**** LISTING ****
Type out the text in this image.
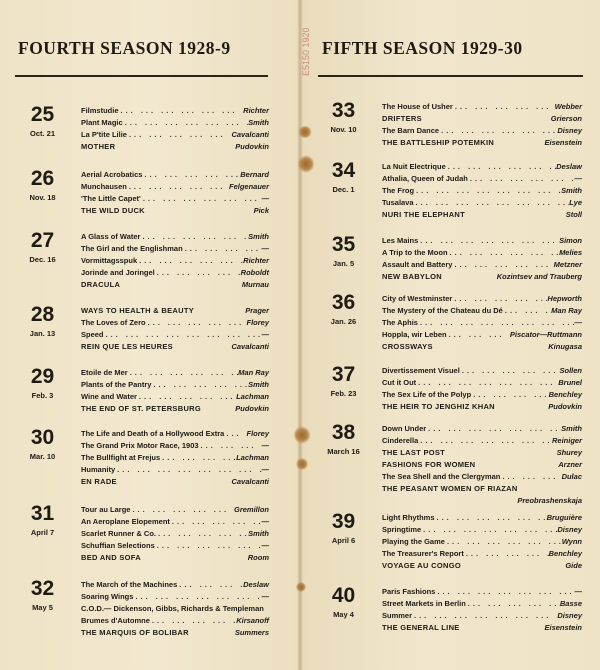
FOURTH SEASON 1928-9	FIFTH SEASON 1929-30
25
Oct. 21
Filmstudie ...	Richter
Plant Magic ...	Smith
La P'tite Lilie ...	Cavalcanti
MOTHER	Pudovkin
26
Nov. 18
Aerial Acrobatics ...	Bernard
Munchausen ...	Felgenauer
'The Little Capet' ...	—
THE WILD DUCK	Pick
27
Dec. 16
A Glass of Water ...	Smith
The Girl and the Englishman ...	—
Vormittagsspuk ...	Richter
Jorinde and Joringel ...	Roboldt
DRACULA	Murnau
28
Jan. 13
WAYS TO HEALTH & BEAUTY	Prager
The Loves of Zero ...	Florey
Speed ...	—
REIN QUE LES HEURES	Cavalcanti
29
Feb. 3
Etoile de Mer ...	Man Ray
Plants of the Pantry ...	Smith
Wine and Water ...	Lachman
THE END OF ST. PETERSBURG	Pudovkin
30
Mar. 10
The Life and Death of a Hollywood Extra ...	Florey
The Grand Prix Motor Race, 1903 ...	—
The Bullfight at Frejus ...	Lachman
Humanity ...	—
EN RADE	Cavalcanti
31
April 7
Tour au Large ...	Gremillon
An Aeroplane Elopement ...	—
Scarlet Runner & Co. ...	Smith
Schuffian Selections ...	—
BED AND SOFA	Room
32
May 5
The March of the Machines ...	Deslaw
Soaring Wings ...	—
C.O.D.— Dickenson, Gibbs, Richards & Templeman
Brumes d'Automne ...	Kirsanoff
THE MARQUIS OF BOLIBAR	Summers
33
Nov. 10
The House of Usher ...	Webber
DRIFTERS	Grierson
The Barn Dance ...	Disney
THE BATTLESHIP POTEMKIN	Eisenstein
34
Dec. 1
La Nuit Electrique ...	Deslaw
Athalia, Queen of Judah ...	—
The Frog ...	Smith
Tusalava ...	Lye
NURI THE ELEPHANT	Stoll
35
Jan. 5
Les Mains ...	Simon
A Trip to the Moon ...	Melies
Assault and Battery ...	Metzner
NEW BABYLON	Kozintsev and Trauberg
36
Jan. 26
City of Westminster ...	Hepworth
The Mystery of the Chateau du Dé ...	Man Ray
The Aphis ...	—
Hoppla, wir Leben ...	Piscator—Ruttmann
CROSSWAYS	Kinugasa
37
Feb. 23
Divertissement Visuel ...	Sollen
Cut it Out ...	Brunel
The Sex Life of the Polyp ...	Benchley
THE HEIR TO JENGHIZ KHAN	Pudovkin
38
March 16
Down Under ...	Smith
Cinderella ...	Reiniger
THE LAST POST	Shurey
FASHIONS FOR WOMEN	Arzner
The Sea Shell and the Clergyman ...	Dulac
THE PEASANT WOMEN OF RIAZAN
Preobrashenskaja
39
April 6
Light Rhythms ...	Bruguière
Springtime ...	Disney
Playing the Game ...	Wynn
The Treasurer's Report ...	Benchley
VOYAGE AU CONGO	Gide
40
May 4
Paris Fashions ...	—
Street Markets in Berlin ...	Basse
Summer ...	Disney
THE GENERAL LINE	Eisenstein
****
WHAT TO WORK ON:
Strip out the pictures and quote the remaining data word for word.

RESULT OF THE TASK:
Type out the text in this image.
FOURTH SEASON 1928-9	FIFTH SEASON 1929-30
25
Oct. 21
Filmstudie ...	Richter
Plant Magic ...	Smith
La P'tite Lilie ...	Cavalcanti
MOTHER	Pudovkin
26
Nov. 18
Aerial Acrobatics ...	Bernard
Munchausen ...	Felgenauer
'The Little Capet' ...	—
THE WILD DUCK	Pick
27
Dec. 16
A Glass of Water ...	Smith
The Girl and the Englishman ...	—
Vormittagsspuk ...	Richter
Jorinde and Joringel ...	Roboldt
DRACULA	Murnau
28
Jan. 13
WAYS TO HEALTH & BEAUTY	Prager
The Loves of Zero ...	Florey
Speed ...	—
REIN QUE LES HEURES	Cavalcanti
29
Feb. 3
Etoile de Mer ...	Man Ray
Plants of the Pantry ...	Smith
Wine and Water ...	Lachman
THE END OF ST. PETERSBURG	Pudovkin
30
Mar. 10
The Life and Death of a Hollywood Extra ...	Florey
The Grand Prix Motor Race, 1903 ...	—
The Bullfight at Frejus ...	Lachman
Humanity ...	—
EN RADE	Cavalcanti
31
April 7
Tour au Large ...	Gremillon
An Aeroplane Elopement ...	—
Scarlet Runner & Co. ...	Smith
Schuffian Selections ...	—
BED AND SOFA	Room
32
May 5
The March of the Machines ...	Deslaw
Soaring Wings ...	—
C.O.D.— Dickenson, Gibbs, Richards & Templeman
Brumes d'Automne ...	Kirsanoff
THE MARQUIS OF BOLIBAR	Summers
33
Nov. 10
The House of Usher ...	Webber
DRIFTERS	Grierson
The Barn Dance ...	Disney
THE BATTLESHIP POTEMKIN	Eisenstein
34
Dec. 1
La Nuit Electrique ...	Deslaw
Athalia, Queen of Judah ...	—
The Frog ...	Smith
Tusalava ...	Lye
NURI THE ELEPHANT	Stoll
35
Jan. 5
Les Mains ...	Simon
A Trip to the Moon ...	Melies
Assault and Battery ...	Metzner
NEW BABYLON	Kozintsev and Trauberg
36
Jan. 26
City of Westminster ...	Hepworth
The Mystery of the Chateau du Dé ...	Man Ray
The Aphis ...	—
Hoppla, wir Leben ...	Piscator—Ruttmann
CROSSWAYS	Kinugasa
37
Feb. 23
Divertissement Visuel ...	Sollen
Cut it Out ...	Brunel
The Sex Life of the Polyp ...	Benchley
THE HEIR TO JENGHIZ KHAN	Pudovkin
38
March 16
Down Under ...	Smith
Cinderella ...	Reiniger
THE LAST POST	Shurey
FASHIONS FOR WOMEN	Arzner
The Sea Shell and the Clergyman ...	Dulac
THE PEASANT WOMEN OF RIAZAN
Preobrashenskaja
39
April 6
Light Rhythms ...	Bruguière
Springtime ...	Disney
Playing the Game ...	Wynn
The Treasurer's Report ...	Benchley
VOYAGE AU CONGO	Gide
40
May 4
Paris Fashions ...	—
Street Markets in Berlin ...	Basse
Summer ...	Disney
THE GENERAL LINE	Eisenstein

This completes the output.